Task details - Output all the entries word for word. Omit the pictures.
....
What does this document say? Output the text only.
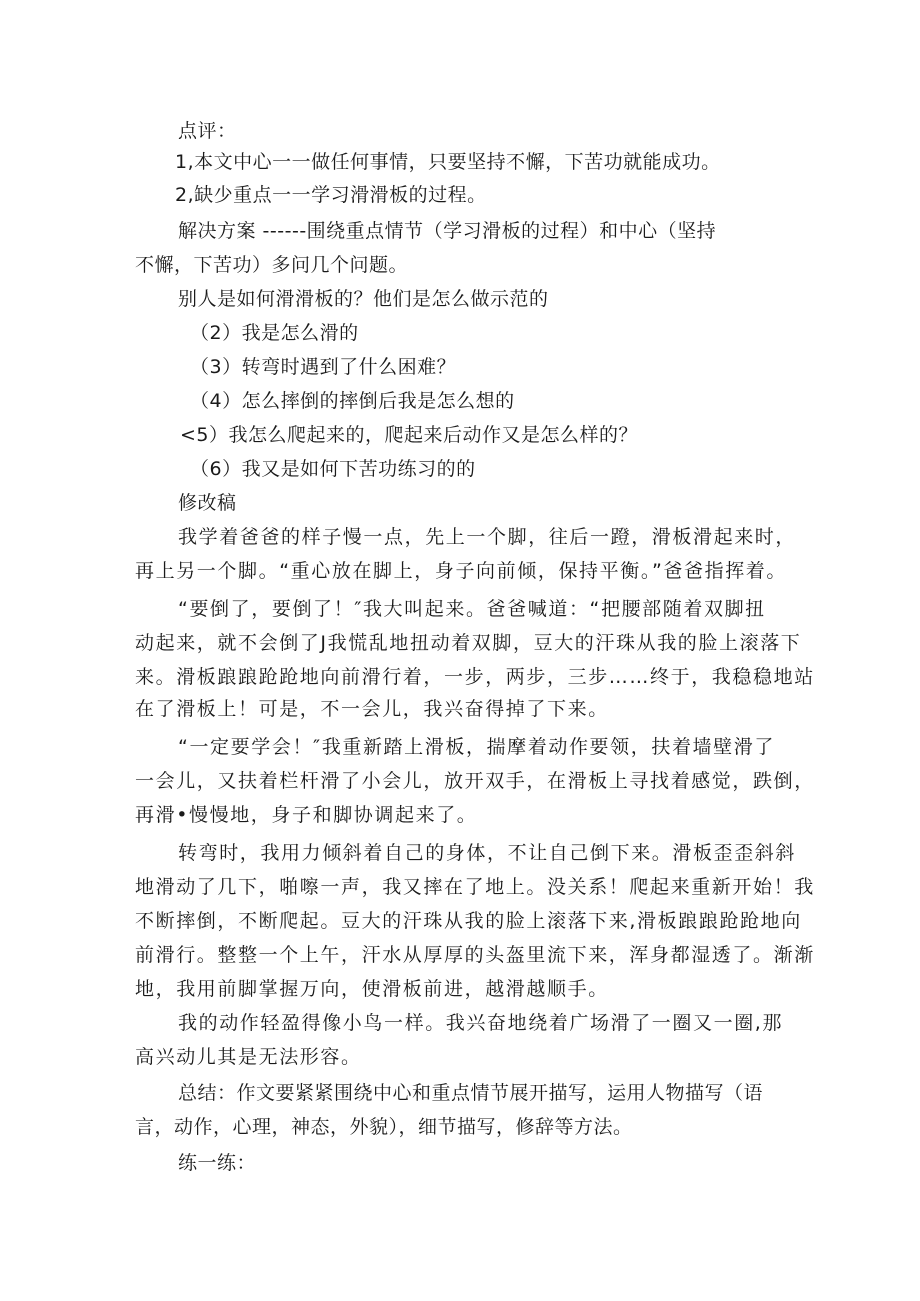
点评：
1,本文中心一一做任何事情，只要坚持不懈，下苦功就能成功。
2,缺少重点一一学习滑滑板的过程。
解决方案 ------围绕重点情节（学习滑板的过程）和中心（坚持
不懈，下苦功）多问几个问题。
别人是如何滑滑板的？他们是怎么做示范的
（2）我是怎么滑的
（3）转弯时遇到了什么困难？
（4）怎么摔倒的摔倒后我是怎么想的
<5）我怎么爬起来的，爬起来后动作又是怎么样的？
（6）我又是如何下苦功练习的的
修改稿
我学着爸爸的样子慢一点，先上一个脚，往后一蹬，滑板滑起来时，
再上另一个脚。“重心放在脚上，身子向前倾，保持平衡。”爸爸指挥着。
“要倒了，要倒了！″我大叫起来。爸爸喊道：“把腰部随着双脚扭
动起来，就不会倒了J我慌乱地扭动着双脚，豆大的汗珠从我的脸上滚落下
来。滑板踉踉跄跄地向前滑行着，一步，两步，三步……终于，我稳稳地站
在了滑板上！可是，不一会儿，我兴奋得掉了下来。
“一定要学会！″我重新踏上滑板，揣摩着动作要领，扶着墙壁滑了
一会儿，又扶着栏杆滑了小会儿，放开双手，在滑板上寻找着感觉，跌倒，
再滑•慢慢地，身子和脚协调起来了。
转弯时，我用力倾斜着自己的身体，不让自己倒下来。滑板歪歪斜斜
地滑动了几下，啪嚓一声，我又摔在了地上。没关系！爬起来重新开始！我
不断摔倒，不断爬起。豆大的汗珠从我的脸上滚落下来,滑板踉踉跄跄地向
前滑行。整整一个上午，汗水从厚厚的头盔里流下来，浑身都湿透了。渐渐
地，我用前脚掌握万向，使滑板前进，越滑越顺手。
我的动作轻盈得像小鸟一样。我兴奋地绕着广场滑了一圈又一圈,那
高兴动儿其是无法形容。
总结：作文要紧紧围绕中心和重点情节展开描写，运用人物描写（语
言，动作，心理，神态，外貌），细节描写，修辞等方法。
练一练：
....
Completed task -
What does this document say? Output the text only.
点评：
1,本文中心一一做任何事情，只要坚持不懈，下苦功就能成功。
2,缺少重点一一学习滑滑板的过程。
解决方案 ------围绕重点情节（学习滑板的过程）和中心（坚持
不懈，下苦功）多问几个问题。
别人是如何滑滑板的？他们是怎么做示范的
（2）我是怎么滑的
（3）转弯时遇到了什么困难？
（4）怎么摔倒的摔倒后我是怎么想的
<5）我怎么爬起来的，爬起来后动作又是怎么样的？
（6）我又是如何下苦功练习的的
修改稿
我学着爸爸的样子慢一点，先上一个脚，往后一蹬，滑板滑起来时，
再上另一个脚。“重心放在脚上，身子向前倾，保持平衡。”爸爸指挥着。
“要倒了，要倒了！″我大叫起来。爸爸喊道：“把腰部随着双脚扭
动起来，就不会倒了J我慌乱地扭动着双脚，豆大的汗珠从我的脸上滚落下
来。滑板踉踉跄跄地向前滑行着，一步，两步，三步……终于，我稳稳地站
在了滑板上！可是，不一会儿，我兴奋得掉了下来。
“一定要学会！″我重新踏上滑板，揣摩着动作要领，扶着墙壁滑了
一会儿，又扶着栏杆滑了小会儿，放开双手，在滑板上寻找着感觉，跌倒，
再滑•慢慢地，身子和脚协调起来了。
转弯时，我用力倾斜着自己的身体，不让自己倒下来。滑板歪歪斜斜
地滑动了几下，啪嚓一声，我又摔在了地上。没关系！爬起来重新开始！我
不断摔倒，不断爬起。豆大的汗珠从我的脸上滚落下来,滑板踉踉跄跄地向
前滑行。整整一个上午，汗水从厚厚的头盔里流下来，浑身都湿透了。渐渐
地，我用前脚掌握万向，使滑板前进，越滑越顺手。
我的动作轻盈得像小鸟一样。我兴奋地绕着广场滑了一圈又一圈,那
高兴动儿其是无法形容。
总结：作文要紧紧围绕中心和重点情节展开描写，运用人物描写（语
言，动作，心理，神态，外貌），细节描写，修辞等方法。
练一练：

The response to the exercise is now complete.